======== Extracted material
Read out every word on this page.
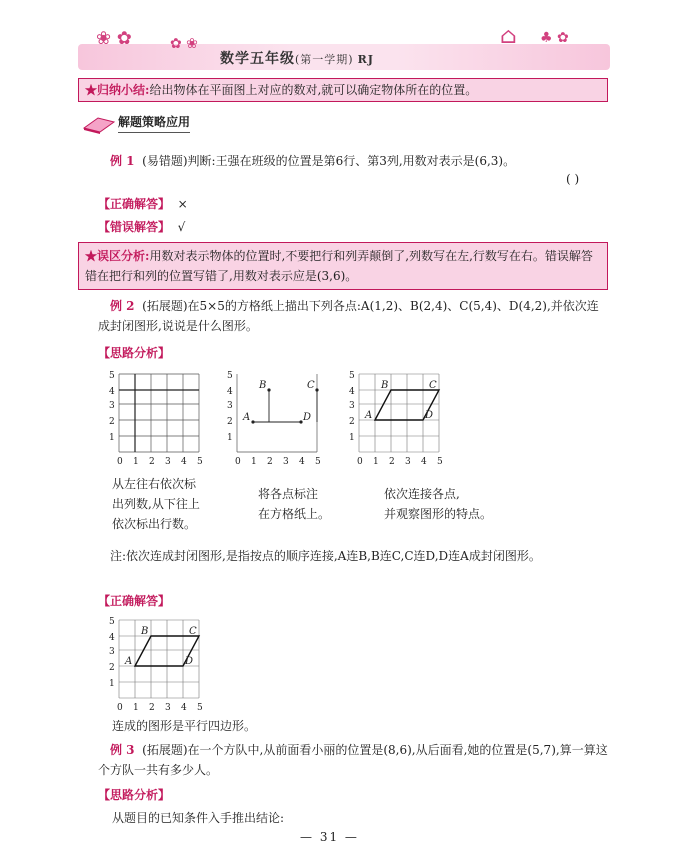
❀ ✿	✿ ❀	⌂ ♣ ✿
数学五年级(第一学期) RJ
★归纳小结:给出物体在平面图上对应的数对,就可以确定物体所在的位置。
解题策略应用
例 1 (易错题)判断:王强在班级的位置是第6行、第3列,用数对表示是(6,3)。
( )
【正确解答】 ×
【错误解答】 √
★误区分析:用数对表示物体的位置时,不要把行和列弄颠倒了,列数写在左,行数写在右。错误解答错在把行和列的位置写错了,用数对表示应是(3,6)。
例 2 (拓展题)在5×5的方格纸上描出下列各点:A(1,2)、B(2,4)、C(5,4)、D(4,2),并依次连成封闭图形,说说是什么图形。
【思路分析】
0 1 2 3 4 5
1
2
3
4
5
A
B	C
D
0 1 2 3 4 5
1
2
3
4
5
A
B	C
D
0 1 2 3 4 5
1
2
3
4
5
从左往右依次标
出列数,从下往上
依次标出行数。
将各点标注
在方格纸上。
依次连接各点,
并观察图形的特点。
注:依次连成封闭图形,是指按点的顺序连接,A连B,B连C,C连D,D连A成封闭图形。
【正确解答】
A
B	C
D
0 1 2 3 4 5
1
2
3
4
5
连成的图形是平行四边形。
例 3 (拓展题)在一个方队中,从前面看小丽的位置是(8,6),从后面看,她的位置是(5,7),算一算这个方队一共有多少人。
【思路分析】
从题目的已知条件入手推出结论:
— 31 —
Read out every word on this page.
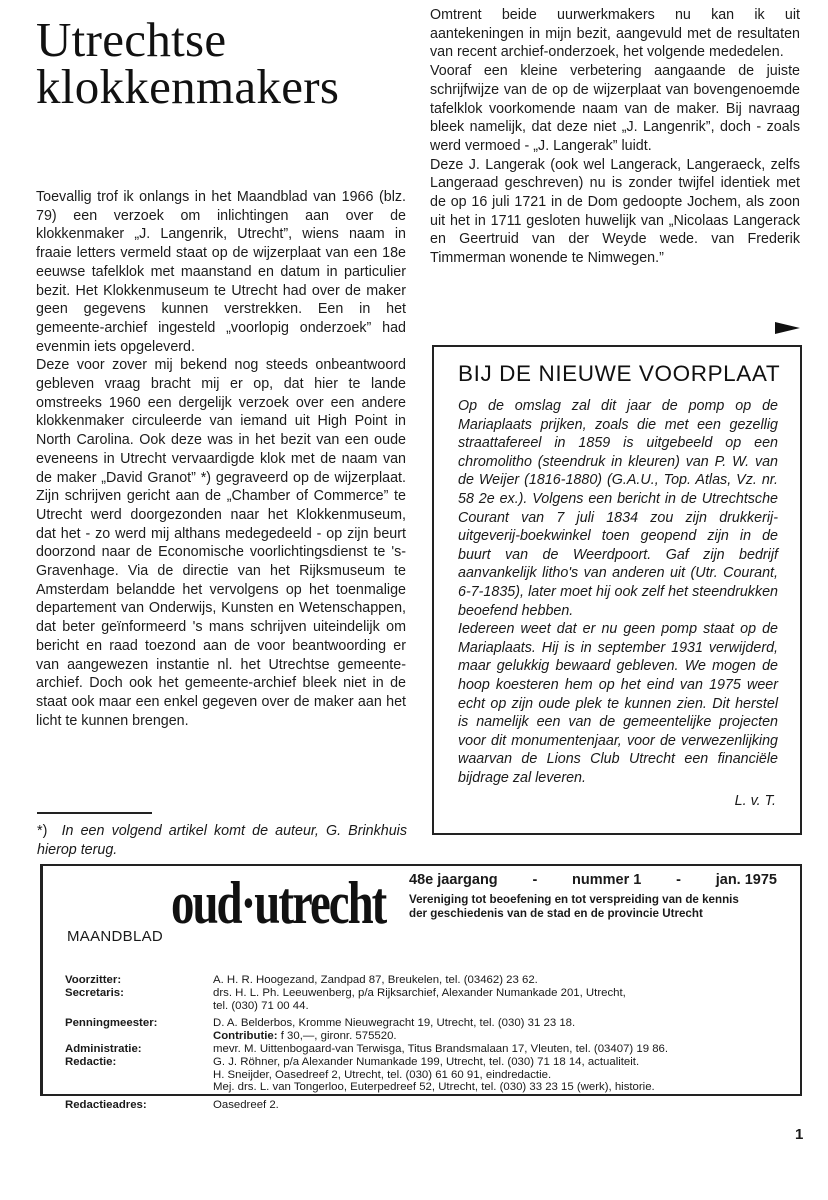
Utrechtse
klokkenmakers

Toevallig trof ik onlangs in het Maandblad van 1966 (blz. 79) een verzoek om inlichtingen aan over de klokkenmaker „J. Langenrik, Utrecht”, wiens naam in fraaie letters vermeld staat op de wijzerplaat van een 18e eeuwse tafelklok met maanstand en datum in particulier bezit. Het Klokkenmuseum te Utrecht had over de maker geen gegevens kunnen verstrekken. Een in het gemeente-archief ingesteld „voorlopig onderzoek” had evenmin iets opgeleverd.

Deze voor zover mij bekend nog steeds onbeantwoord gebleven vraag bracht mij er op, dat hier te lande omstreeks 1960 een dergelijk verzoek over een andere klokkenmaker circuleerde van iemand uit High Point in North Carolina. Ook deze was in het bezit van een oude eveneens in Utrecht vervaardigde klok met de naam van de maker „David Granot” *) gegraveerd op de wijzerplaat. Zijn schrijven gericht aan de „Chamber of Commerce” te Utrecht werd doorgezonden naar het Klokkenmuseum, dat het - zo werd mij althans medegedeeld - op zijn beurt doorzond naar de Economische voorlichtingsdienst te 's-Gravenhage. Via de directie van het Rijksmuseum te Amsterdam belandde het vervolgens op het toenmalige departement van Onderwijs, Kunsten en Wetenschappen, dat beter geïnformeerd 's mans schrijven uiteindelijk om bericht en raad toezond aan de voor beantwoording er van aangewezen instantie nl. het Utrechtse gemeente-archief. Doch ook het gemeente-archief bleek niet in de staat ook maar een enkel gegeven over de maker aan het licht te kunnen brengen.

*) In een volgend artikel komt de auteur, G. Brinkhuis hierop terug.

Omtrent beide uurwerkmakers nu kan ik uit aantekeningen in mijn bezit, aangevuld met de resultaten van recent archief-onderzoek, het volgende mededelen.

Vooraf een kleine verbetering aangaande de juiste schrijfwijze van de op de wijzerplaat van bovengenoemde tafelklok voorkomende naam van de maker. Bij navraag bleek namelijk, dat deze niet „J. Langenrik”, doch - zoals werd vermoed - „J. Langerak” luidt.

Deze J. Langerak (ook wel Langerack, Langeraeck, zelfs Langeraad geschreven) nu is zonder twijfel identiek met de op 16 juli 1721 in de Dom gedoopte Jochem, als zoon uit het in 1711 gesloten huwelijk van „Nicolaas Langerack en Geertruid van der Weyde wede. van Frederik Timmerman wonende te Nimwegen.”

BIJ DE NIEUWE VOORPLAAT

Op de omslag zal dit jaar de pomp op de Mariaplaats prijken, zoals die met een gezellig straattafereel in 1859 is uitgebeeld op een chromolitho (steendruk in kleuren) van P. W. van de Weijer (1816-1880) (G.A.U., Top. Atlas, Vz. nr. 58 2e ex.). Volgens een bericht in de Utrechtsche Courant van 7 juli 1834 zou zijn drukkerij-uitgeverij-boekwinkel toen geopend zijn in de buurt van de Weerdpoort. Gaf zijn bedrijf aanvankelijk litho's van anderen uit (Utr. Courant, 6-7-1835), later moet hij ook zelf het steendrukken beoefend hebben.

Iedereen weet dat er nu geen pomp staat op de Mariaplaats. Hij is in september 1931 verwijderd, maar gelukkig bewaard gebleven. We mogen de hoop koesteren hem op het eind van 1975 weer echt op zijn oude plek te kunnen zien. Dit herstel is namelijk een van de gemeentelijke projecten voor dit monumentenjaar, voor de verwezenlijking waarvan de Lions Club Utrecht een financiële bijdrage zal leveren.

L. v. T.
MAANDBLAD
oud·utrecht 48e jaargang - nummer 1 - jan. 1975
Vereniging tot beoefening en tot verspreiding van de kennis
der geschiedenis van de stad en de provincie Utrecht
Voorzitter:	A. H. R. Hoogezand, Zandpad 87, Breukelen, tel. (03462) 23 62.
Secretaris:	drs. H. L. Ph. Leeuwenberg, p/a Rijksarchief, Alexander Numankade 201, Utrecht,
tel. (030) 71 00 44.
Penningmeester:	D. A. Belderbos, Kromme Nieuwegracht 19, Utrecht, tel. (030) 31 23 18.
Contributie: f 30,—, gironr. 575520.
Administratie:	mevr. M. Uittenbogaard-van Terwisga, Titus Brandsmalaan 17, Vleuten, tel. (03407) 19 86.
Redactie:	G. J. Röhner, p/a Alexander Numankade 199, Utrecht, tel. (030) 71 18 14, actualiteit.
H. Sneijder, Oasedreef 2, Utrecht, tel. (030) 61 60 91, eindredactie.
Mej. drs. L. van Tongerloo, Euterpedreef 52, Utrecht, tel. (030) 33 23 15 (werk), historie.
Redactieadres:	Oasedreef 2.
1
================
Exercise details » Write the records out once more, exactly as they appear, with no pictures.

Answer to the exercise »
Read out every word on this page.
❀ ✿	✿ ❀	⌂ ♣ ✿
数学五年级(第一学期) RJ
★归纳小结:给出物体在平面图上对应的数对,就可以确定物体所在的位置。
解题策略应用
例 1 (易错题)判断:王强在班级的位置是第6行、第3列,用数对表示是(6,3)。
( )
【正确解答】 ×
【错误解答】 √
★误区分析:用数对表示物体的位置时,不要把行和列弄颠倒了,列数写在左,行数写在右。错误解答错在把行和列的位置写错了,用数对表示应是(3,6)。
例 2 (拓展题)在5×5的方格纸上描出下列各点:A(1,2)、B(2,4)、C(5,4)、D(4,2),并依次连成封闭图形,说说是什么图形。
【思路分析】
0 1 2 3 4 5
1
2
3
4
5
A
B	C
D
0 1 2 3 4 5
1
2
3
4
5
A
B	C
D
0 1 2 3 4 5
1
2
3
4
5
从左往右依次标
出列数,从下往上
依次标出行数。
将各点标注
在方格纸上。
依次连接各点,
并观察图形的特点。
注:依次连成封闭图形,是指按点的顺序连接,A连B,B连C,C连D,D连A成封闭图形。
【正确解答】
A
B	C
D
0 1 2 3 4 5
1
2
3
4
5
连成的图形是平行四边形。
例 3 (拓展题)在一个方队中,从前面看小丽的位置是(8,6),从后面看,她的位置是(5,7),算一算这个方队一共有多少人。
【思路分析】
从题目的已知条件入手推出结论:
— 31 —
Read out every word on this page.
Utrechtse
klokkenmakers

Toevallig trof ik onlangs in het Maandblad van 1966 (blz. 79) een verzoek om inlichtingen aan over de klokkenmaker „J. Langenrik, Utrecht”, wiens naam in fraaie letters vermeld staat op de wijzerplaat van een 18e eeuwse tafelklok met maanstand en datum in particulier bezit. Het Klokkenmuseum te Utrecht had over de maker geen gegevens kunnen verstrekken. Een in het gemeente-archief ingesteld „voorlopig onderzoek” had evenmin iets opgeleverd.

Deze voor zover mij bekend nog steeds onbeantwoord gebleven vraag bracht mij er op, dat hier te lande omstreeks 1960 een dergelijk verzoek over een andere klokkenmaker circuleerde van iemand uit High Point in North Carolina. Ook deze was in het bezit van een oude eveneens in Utrecht vervaardigde klok met de naam van de maker „David Granot” *) gegraveerd op de wijzerplaat. Zijn schrijven gericht aan de „Chamber of Commerce” te Utrecht werd doorgezonden naar het Klokkenmuseum, dat het - zo werd mij althans medegedeeld - op zijn beurt doorzond naar de Economische voorlichtingsdienst te 's-Gravenhage. Via de directie van het Rijksmuseum te Amsterdam belandde het vervolgens op het toenmalige departement van Onderwijs, Kunsten en Wetenschappen, dat beter geïnformeerd 's mans schrijven uiteindelijk om bericht en raad toezond aan de voor beantwoording er van aangewezen instantie nl. het Utrechtse gemeente-archief. Doch ook het gemeente-archief bleek niet in de staat ook maar een enkel gegeven over de maker aan het licht te kunnen brengen.

*) In een volgend artikel komt de auteur, G. Brinkhuis hierop terug.

Omtrent beide uurwerkmakers nu kan ik uit aantekeningen in mijn bezit, aangevuld met de resultaten van recent archief-onderzoek, het volgende mededelen.

Vooraf een kleine verbetering aangaande de juiste schrijfwijze van de op de wijzerplaat van bovengenoemde tafelklok voorkomende naam van de maker. Bij navraag bleek namelijk, dat deze niet „J. Langenrik”, doch - zoals werd vermoed - „J. Langerak” luidt.

Deze J. Langerak (ook wel Langerack, Langeraeck, zelfs Langeraad geschreven) nu is zonder twijfel identiek met de op 16 juli 1721 in de Dom gedoopte Jochem, als zoon uit het in 1711 gesloten huwelijk van „Nicolaas Langerack en Geertruid van der Weyde wede. van Frederik Timmerman wonende te Nimwegen.”

BIJ DE NIEUWE VOORPLAAT

Op de omslag zal dit jaar de pomp op de Mariaplaats prijken, zoals die met een gezellig straattafereel in 1859 is uitgebeeld op een chromolitho (steendruk in kleuren) van P. W. van de Weijer (1816-1880) (G.A.U., Top. Atlas, Vz. nr. 58 2e ex.). Volgens een bericht in de Utrechtsche Courant van 7 juli 1834 zou zijn drukkerij-uitgeverij-boekwinkel toen geopend zijn in de buurt van de Weerdpoort. Gaf zijn bedrijf aanvankelijk litho's van anderen uit (Utr. Courant, 6-7-1835), later moet hij ook zelf het steendrukken beoefend hebben.

Iedereen weet dat er nu geen pomp staat op de Mariaplaats. Hij is in september 1931 verwijderd, maar gelukkig bewaard gebleven. We mogen de hoop koesteren hem op het eind van 1975 weer echt op zijn oude plek te kunnen zien. Dit herstel is namelijk een van de gemeentelijke projecten voor dit monumentenjaar, voor de verwezenlijking waarvan de Lions Club Utrecht een financiële bijdrage zal leveren.

L. v. T.
MAANDBLAD
oud·utrecht 48e jaargang - nummer 1 - jan. 1975
Vereniging tot beoefening en tot verspreiding van de kennis
der geschiedenis van de stad en de provincie Utrecht
Voorzitter:	A. H. R. Hoogezand, Zandpad 87, Breukelen, tel. (03462) 23 62.
Secretaris:	drs. H. L. Ph. Leeuwenberg, p/a Rijksarchief, Alexander Numankade 201, Utrecht,
tel. (030) 71 00 44.
Penningmeester:	D. A. Belderbos, Kromme Nieuwegracht 19, Utrecht, tel. (030) 31 23 18.
Contributie: f 30,—, gironr. 575520.
Administratie:	mevr. M. Uittenbogaard-van Terwisga, Titus Brandsmalaan 17, Vleuten, tel. (03407) 19 86.
Redactie:	G. J. Röhner, p/a Alexander Numankade 199, Utrecht, tel. (030) 71 18 14, actualiteit.
H. Sneijder, Oasedreef 2, Utrecht, tel. (030) 61 60 91, eindredactie.
Mej. drs. L. van Tongerloo, Euterpedreef 52, Utrecht, tel. (030) 33 23 15 (werk), historie.
Redactieadres:	Oasedreef 2.
1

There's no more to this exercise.